Task goal: Write out each entry, exactly the way it appears.

BEGIN Data for processing

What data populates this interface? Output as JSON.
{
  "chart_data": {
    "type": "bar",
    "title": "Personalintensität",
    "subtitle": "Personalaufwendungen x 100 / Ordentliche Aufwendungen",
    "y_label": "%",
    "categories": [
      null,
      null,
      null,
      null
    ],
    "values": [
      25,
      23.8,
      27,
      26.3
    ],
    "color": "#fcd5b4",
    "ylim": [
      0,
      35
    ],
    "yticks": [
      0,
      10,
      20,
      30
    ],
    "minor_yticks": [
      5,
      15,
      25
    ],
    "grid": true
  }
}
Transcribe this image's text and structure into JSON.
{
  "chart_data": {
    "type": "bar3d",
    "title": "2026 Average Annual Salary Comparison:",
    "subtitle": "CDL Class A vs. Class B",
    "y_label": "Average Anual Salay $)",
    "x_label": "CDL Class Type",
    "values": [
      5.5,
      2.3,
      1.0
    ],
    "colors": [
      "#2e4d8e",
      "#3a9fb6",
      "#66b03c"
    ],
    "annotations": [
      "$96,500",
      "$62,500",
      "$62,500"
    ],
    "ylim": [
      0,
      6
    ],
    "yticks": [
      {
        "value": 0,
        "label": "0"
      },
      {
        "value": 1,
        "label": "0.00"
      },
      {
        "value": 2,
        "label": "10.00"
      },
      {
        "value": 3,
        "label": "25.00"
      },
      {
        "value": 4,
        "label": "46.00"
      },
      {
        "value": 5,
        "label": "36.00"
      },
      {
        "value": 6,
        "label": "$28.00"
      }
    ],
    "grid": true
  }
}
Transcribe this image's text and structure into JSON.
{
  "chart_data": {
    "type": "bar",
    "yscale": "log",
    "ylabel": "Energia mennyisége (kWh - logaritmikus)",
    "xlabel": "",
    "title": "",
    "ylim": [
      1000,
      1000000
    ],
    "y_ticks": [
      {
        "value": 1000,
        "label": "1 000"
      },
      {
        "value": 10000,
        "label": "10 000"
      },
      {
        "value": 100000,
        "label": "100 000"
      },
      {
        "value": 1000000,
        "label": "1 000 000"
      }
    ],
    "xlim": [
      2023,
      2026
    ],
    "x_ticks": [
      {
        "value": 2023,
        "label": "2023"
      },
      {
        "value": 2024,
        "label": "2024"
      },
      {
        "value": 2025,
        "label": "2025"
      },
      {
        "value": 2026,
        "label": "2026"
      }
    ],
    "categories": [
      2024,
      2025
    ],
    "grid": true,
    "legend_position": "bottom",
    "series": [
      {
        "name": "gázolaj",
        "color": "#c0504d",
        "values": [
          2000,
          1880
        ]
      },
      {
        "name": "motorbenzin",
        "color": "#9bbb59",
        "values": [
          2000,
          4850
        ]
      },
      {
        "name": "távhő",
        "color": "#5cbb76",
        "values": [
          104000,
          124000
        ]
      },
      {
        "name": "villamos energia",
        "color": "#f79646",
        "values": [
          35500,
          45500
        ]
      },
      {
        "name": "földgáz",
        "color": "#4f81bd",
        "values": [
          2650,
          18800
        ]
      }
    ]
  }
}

END Data for processing

Solution for this task:
What data populates this interface? Output as JSON.
{
  "chart_data": {
    "type": "bar",
    "title": "Personalintensität",
    "subtitle": "Personalaufwendungen x 100 / Ordentliche Aufwendungen",
    "y_label": "%",
    "categories": [
      null,
      null,
      null,
      null
    ],
    "values": [
      25,
      23.8,
      27,
      26.3
    ],
    "color": "#fcd5b4",
    "ylim": [
      0,
      35
    ],
    "yticks": [
      0,
      10,
      20,
      30
    ],
    "minor_yticks": [
      5,
      15,
      25
    ],
    "grid": true
  }
}
Transcribe this image's text and structure into JSON.
{
  "chart_data": {
    "type": "bar3d",
    "title": "2026 Average Annual Salary Comparison:",
    "subtitle": "CDL Class A vs. Class B",
    "y_label": "Average Anual Salay $)",
    "x_label": "CDL Class Type",
    "values": [
      5.5,
      2.3,
      1.0
    ],
    "colors": [
      "#2e4d8e",
      "#3a9fb6",
      "#66b03c"
    ],
    "annotations": [
      "$96,500",
      "$62,500",
      "$62,500"
    ],
    "ylim": [
      0,
      6
    ],
    "yticks": [
      {
        "value": 0,
        "label": "0"
      },
      {
        "value": 1,
        "label": "0.00"
      },
      {
        "value": 2,
        "label": "10.00"
      },
      {
        "value": 3,
        "label": "25.00"
      },
      {
        "value": 4,
        "label": "46.00"
      },
      {
        "value": 5,
        "label": "36.00"
      },
      {
        "value": 6,
        "label": "$28.00"
      }
    ],
    "grid": true
  }
}
Transcribe this image's text and structure into JSON.
{
  "chart_data": {
    "type": "bar",
    "yscale": "log",
    "ylabel": "Energia mennyisége (kWh - logaritmikus)",
    "xlabel": "",
    "title": "",
    "ylim": [
      1000,
      1000000
    ],
    "y_ticks": [
      {
        "value": 1000,
        "label": "1 000"
      },
      {
        "value": 10000,
        "label": "10 000"
      },
      {
        "value": 100000,
        "label": "100 000"
      },
      {
        "value": 1000000,
        "label": "1 000 000"
      }
    ],
    "xlim": [
      2023,
      2026
    ],
    "x_ticks": [
      {
        "value": 2023,
        "label": "2023"
      },
      {
        "value": 2024,
        "label": "2024"
      },
      {
        "value": 2025,
        "label": "2025"
      },
      {
        "value": 2026,
        "label": "2026"
      }
    ],
    "categories": [
      2024,
      2025
    ],
    "grid": true,
    "legend_position": "bottom",
    "series": [
      {
        "name": "gázolaj",
        "color": "#c0504d",
        "values": [
          2000,
          1880
        ]
      },
      {
        "name": "motorbenzin",
        "color": "#9bbb59",
        "values": [
          2000,
          4850
        ]
      },
      {
        "name": "távhő",
        "color": "#5cbb76",
        "values": [
          104000,
          124000
        ]
      },
      {
        "name": "villamos energia",
        "color": "#f79646",
        "values": [
          35500,
          45500
        ]
      },
      {
        "name": "földgáz",
        "color": "#4f81bd",
        "values": [
          2650,
          18800
        ]
      }
    ]
  }
}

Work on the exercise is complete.